:: ENTRIES SUPPLIED ::
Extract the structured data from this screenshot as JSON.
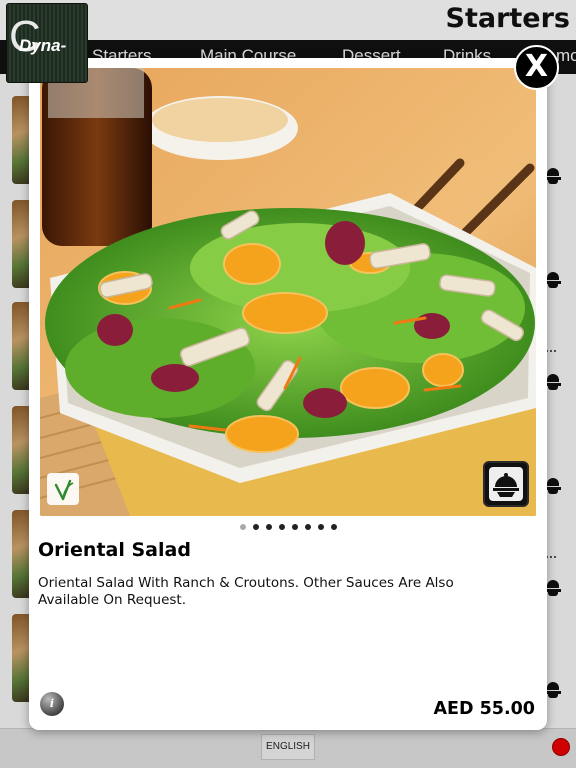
{
  "app": {
    "logo_text": "Dyna-",
    "page_title": "Starters"
  },
  "categories": [
    {
      "label": "Starters"
    },
    {
      "label": "Main Course"
    },
    {
      "label": "Dessert"
    },
    {
      "label": "Drinks"
    },
    {
      "label": "mo"
    }
  ],
  "modal": {
    "close_label": "X",
    "item_name": "Oriental Salad",
    "description": "Oriental Salad With Ranch & Croutons. Other Sauces Are Also Available On Request.",
    "price": "AED 55.00",
    "pager": {
      "count": 8,
      "active_index": 0
    },
    "badges": {
      "left": "vegetarian-icon",
      "right": "cloche-icon"
    },
    "info_label": "i"
  },
  "footer": {
    "language_label": "ENGLISH",
    "status_color": "#e00000"
  },
  "colors": {
    "category_bar": "#111111",
    "accent_status": "#e00000"
  }
}
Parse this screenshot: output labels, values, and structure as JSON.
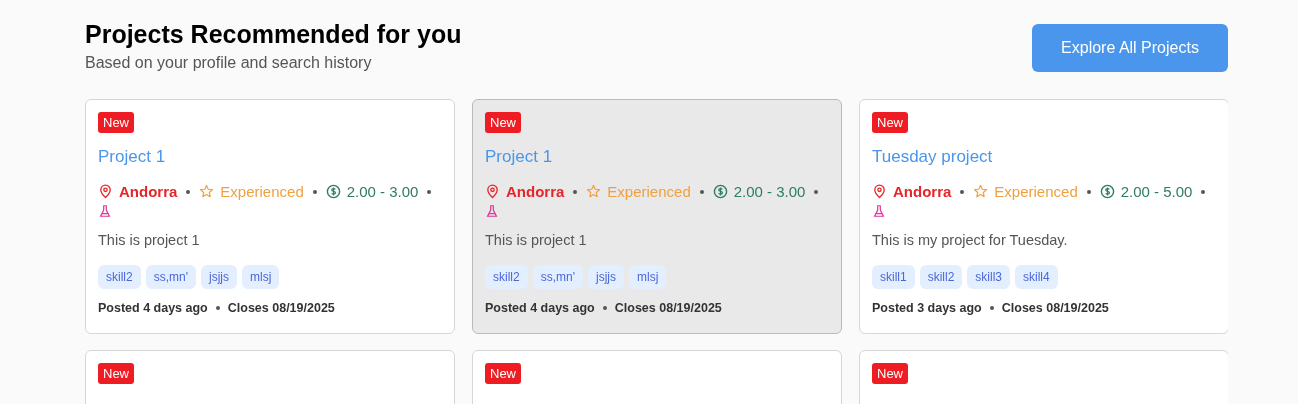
{
  "header": {
    "title": "Projects Recommended for you",
    "subtitle": "Based on your profile and search history",
    "button": "Explore All Projects"
  },
  "cards": [
    {
      "badge": "New",
      "hovered": false,
      "title": "Project 1",
      "location": "Andorra",
      "level": "Experienced",
      "budget": "2.00 - 3.00",
      "description": "This is project 1",
      "skills": [
        "skill2",
        "ss,mn'",
        "jsjjs",
        "mlsj"
      ],
      "posted": "Posted 4 days ago",
      "closes": "Closes 08/19/2025"
    },
    {
      "badge": "New",
      "hovered": true,
      "title": "Project 1",
      "location": "Andorra",
      "level": "Experienced",
      "budget": "2.00 - 3.00",
      "description": "This is project 1",
      "skills": [
        "skill2",
        "ss,mn'",
        "jsjjs",
        "mlsj"
      ],
      "posted": "Posted 4 days ago",
      "closes": "Closes 08/19/2025"
    },
    {
      "badge": "New",
      "hovered": false,
      "title": "Tuesday project",
      "location": "Andorra",
      "level": "Experienced",
      "budget": "2.00 - 5.00",
      "description": "This is my project for Tuesday.",
      "skills": [
        "skill1",
        "skill2",
        "skill3",
        "skill4"
      ],
      "posted": "Posted 3 days ago",
      "closes": "Closes 08/19/2025"
    },
    {
      "badge": "New",
      "hovered": false
    },
    {
      "badge": "New",
      "hovered": false
    },
    {
      "badge": "New",
      "hovered": false
    }
  ]
}
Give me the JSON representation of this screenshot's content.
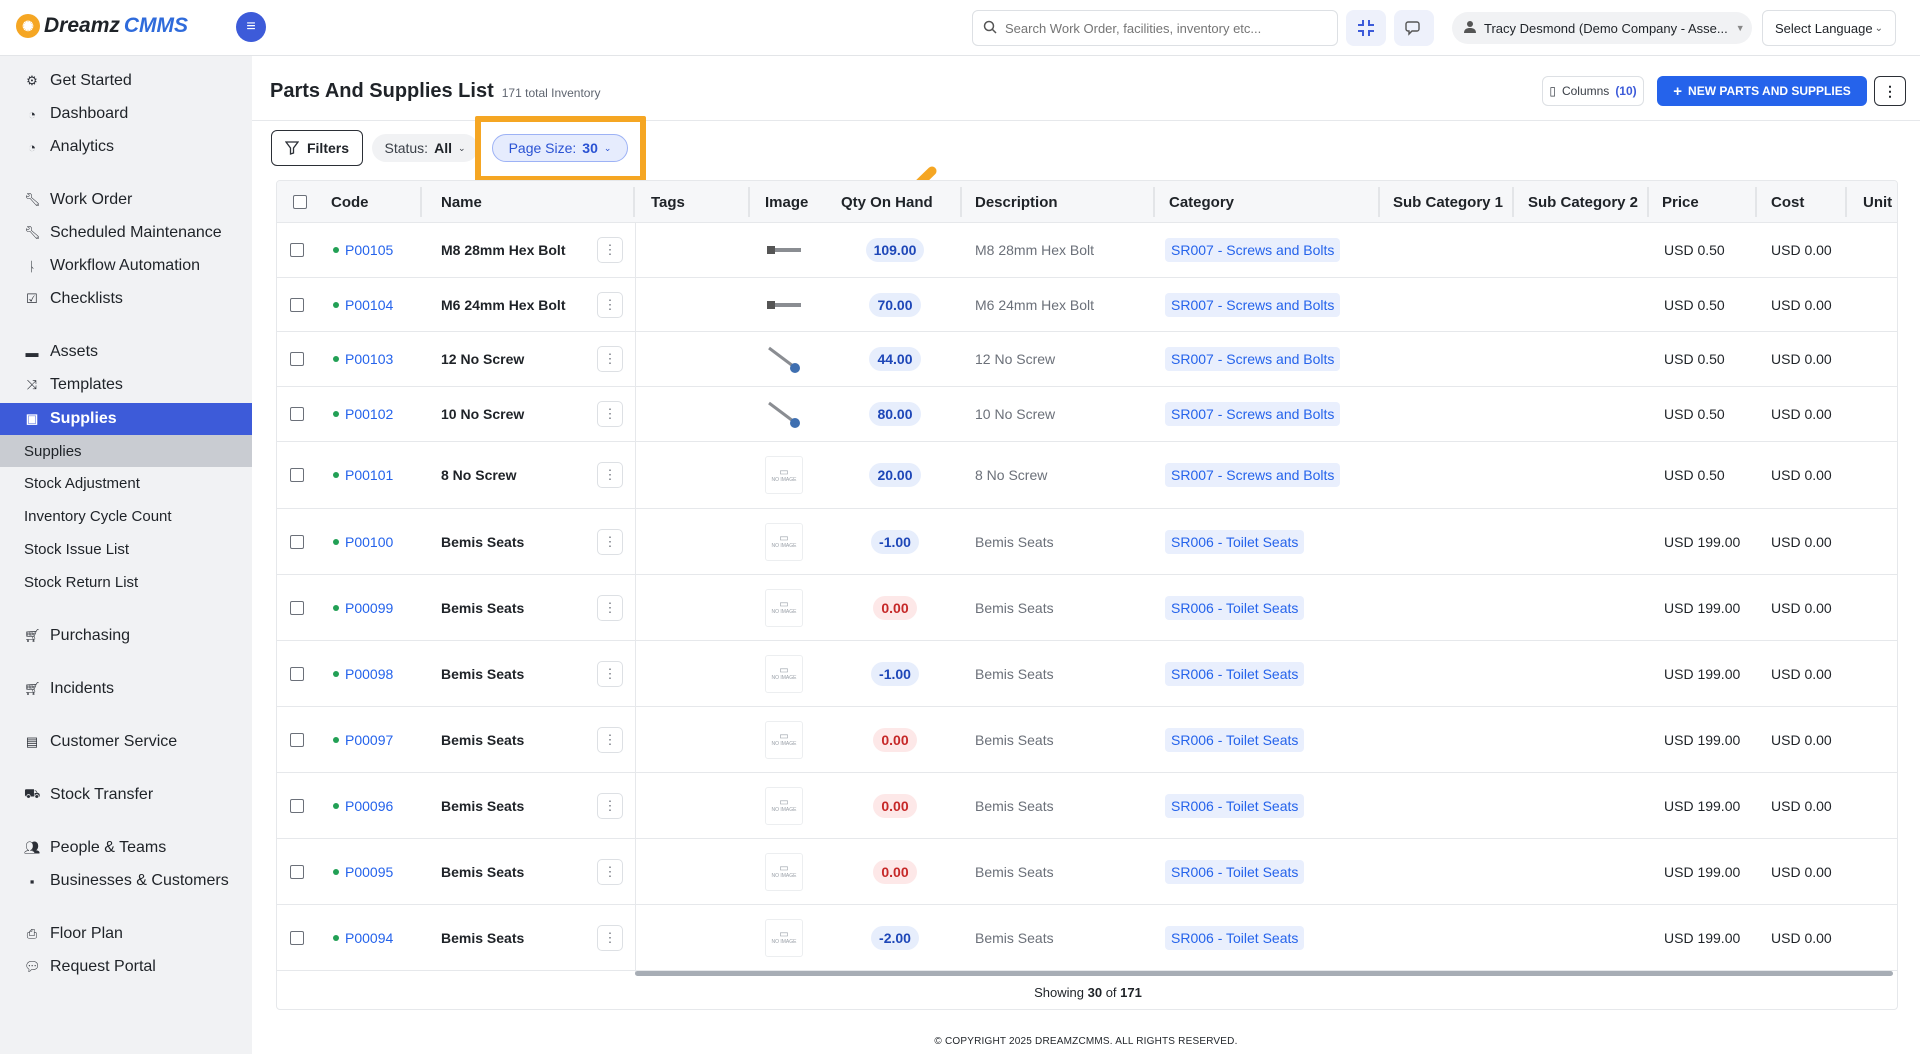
{
  "app": {
    "brand_part1": "Dreamz",
    "brand_part2": "CMMS"
  },
  "topbar": {
    "search_placeholder": "Search Work Order, facilities, inventory etc...",
    "user_label": "Tracy Desmond (Demo Company - Asse...",
    "language_label": "Select Language"
  },
  "sidebar": {
    "items": [
      {
        "label": "Get Started",
        "icon": "gears-icon"
      },
      {
        "label": "Dashboard",
        "icon": "gauge-icon"
      },
      {
        "label": "Analytics",
        "icon": "gauge-icon"
      },
      {
        "label": "Work Order",
        "icon": "wrench-icon"
      },
      {
        "label": "Scheduled Maintenance",
        "icon": "wrench-icon"
      },
      {
        "label": "Workflow Automation",
        "icon": "branch-icon"
      },
      {
        "label": "Checklists",
        "icon": "checkbox-icon"
      },
      {
        "label": "Assets",
        "icon": "archive-icon"
      },
      {
        "label": "Templates",
        "icon": "shuffle-icon"
      },
      {
        "label": "Supplies",
        "icon": "briefcase-icon"
      },
      {
        "label": "Purchasing",
        "icon": "cart-icon"
      },
      {
        "label": "Incidents",
        "icon": "cart-icon"
      },
      {
        "label": "Customer Service",
        "icon": "file-icon"
      },
      {
        "label": "Stock Transfer",
        "icon": "truck-icon"
      },
      {
        "label": "People & Teams",
        "icon": "users-icon"
      },
      {
        "label": "Businesses & Customers",
        "icon": "id-card-icon"
      },
      {
        "label": "Floor Plan",
        "icon": "print-icon"
      },
      {
        "label": "Request Portal",
        "icon": "chat-icon"
      }
    ],
    "sub_items": [
      {
        "label": "Supplies"
      },
      {
        "label": "Stock Adjustment"
      },
      {
        "label": "Inventory Cycle Count"
      },
      {
        "label": "Stock Issue List"
      },
      {
        "label": "Stock Return List"
      }
    ],
    "active_color": "#3d5bd9"
  },
  "page": {
    "title": "Parts And Supplies List",
    "subtitle": "171 total Inventory",
    "columns_label": "Columns",
    "columns_count": "(10)",
    "new_button_label": "NEW PARTS AND SUPPLIES",
    "filters_label": "Filters",
    "status_label": "Status:",
    "status_value": "All",
    "page_size_label": "Page Size:",
    "page_size_value": "30",
    "showing_prefix": "Showing",
    "showing_count": "30",
    "showing_of": "of",
    "showing_total": "171",
    "footer": "© COPYRIGHT 2025 DREAMZCMMS. ALL RIGHTS RESERVED."
  },
  "table": {
    "headers": [
      "Code",
      "Name",
      "Tags",
      "Image",
      "Qty On Hand",
      "Description",
      "Category",
      "Sub Category 1",
      "Sub Category 2",
      "Price",
      "Cost",
      "Unit"
    ],
    "rows": [
      {
        "code": "P00105",
        "name": "M8 28mm Hex Bolt",
        "image": "bolt",
        "qty": "109.00",
        "qty_state": "pos",
        "description": "M8 28mm Hex Bolt",
        "category": "SR007 - Screws and Bolts",
        "price": "USD 0.50",
        "cost": "USD 0.00"
      },
      {
        "code": "P00104",
        "name": "M6 24mm Hex Bolt",
        "image": "bolt",
        "qty": "70.00",
        "qty_state": "pos",
        "description": "M6 24mm Hex Bolt",
        "category": "SR007 - Screws and Bolts",
        "price": "USD 0.50",
        "cost": "USD 0.00"
      },
      {
        "code": "P00103",
        "name": "12 No Screw",
        "image": "screw",
        "qty": "44.00",
        "qty_state": "pos",
        "description": "12 No Screw",
        "category": "SR007 - Screws and Bolts",
        "price": "USD 0.50",
        "cost": "USD 0.00"
      },
      {
        "code": "P00102",
        "name": "10 No Screw",
        "image": "screw",
        "qty": "80.00",
        "qty_state": "pos",
        "description": "10 No Screw",
        "category": "SR007 - Screws and Bolts",
        "price": "USD 0.50",
        "cost": "USD 0.00"
      },
      {
        "code": "P00101",
        "name": "8 No Screw",
        "image": "none",
        "qty": "20.00",
        "qty_state": "pos",
        "description": "8 No Screw",
        "category": "SR007 - Screws and Bolts",
        "price": "USD 0.50",
        "cost": "USD 0.00"
      },
      {
        "code": "P00100",
        "name": "Bemis Seats",
        "image": "none",
        "qty": "-1.00",
        "qty_state": "neg",
        "description": "Bemis Seats",
        "category": "SR006 - Toilet Seats",
        "price": "USD 199.00",
        "cost": "USD 0.00"
      },
      {
        "code": "P00099",
        "name": "Bemis Seats",
        "image": "none",
        "qty": "0.00",
        "qty_state": "zero",
        "description": "Bemis Seats",
        "category": "SR006 - Toilet Seats",
        "price": "USD 199.00",
        "cost": "USD 0.00"
      },
      {
        "code": "P00098",
        "name": "Bemis Seats",
        "image": "none",
        "qty": "-1.00",
        "qty_state": "neg",
        "description": "Bemis Seats",
        "category": "SR006 - Toilet Seats",
        "price": "USD 199.00",
        "cost": "USD 0.00"
      },
      {
        "code": "P00097",
        "name": "Bemis Seats",
        "image": "none",
        "qty": "0.00",
        "qty_state": "zero",
        "description": "Bemis Seats",
        "category": "SR006 - Toilet Seats",
        "price": "USD 199.00",
        "cost": "USD 0.00"
      },
      {
        "code": "P00096",
        "name": "Bemis Seats",
        "image": "none",
        "qty": "0.00",
        "qty_state": "zero",
        "description": "Bemis Seats",
        "category": "SR006 - Toilet Seats",
        "price": "USD 199.00",
        "cost": "USD 0.00"
      },
      {
        "code": "P00095",
        "name": "Bemis Seats",
        "image": "none",
        "qty": "0.00",
        "qty_state": "zero",
        "description": "Bemis Seats",
        "category": "SR006 - Toilet Seats",
        "price": "USD 199.00",
        "cost": "USD 0.00"
      },
      {
        "code": "P00094",
        "name": "Bemis Seats",
        "image": "none",
        "qty": "-2.00",
        "qty_state": "neg",
        "description": "Bemis Seats",
        "category": "SR006 - Toilet Seats",
        "price": "USD 199.00",
        "cost": "USD 0.00"
      }
    ],
    "no_image_text": "NO IMAGE"
  },
  "colors": {
    "primary": "#2563eb",
    "highlight": "#f5a623",
    "in_stock_dot": "#22a055",
    "zero_qty": "#c62828"
  }
}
:::
### [GIVEN TASK]
Read the data above and pull out each line that holds the string "JSON".

### [OUTPUT FOR THIS EXERCISE]
Extract the structured data from this screenshot as JSON.
Parse this screenshot: output labels, values, and structure as JSON.
Give me the JSON representation of this screenshot's content.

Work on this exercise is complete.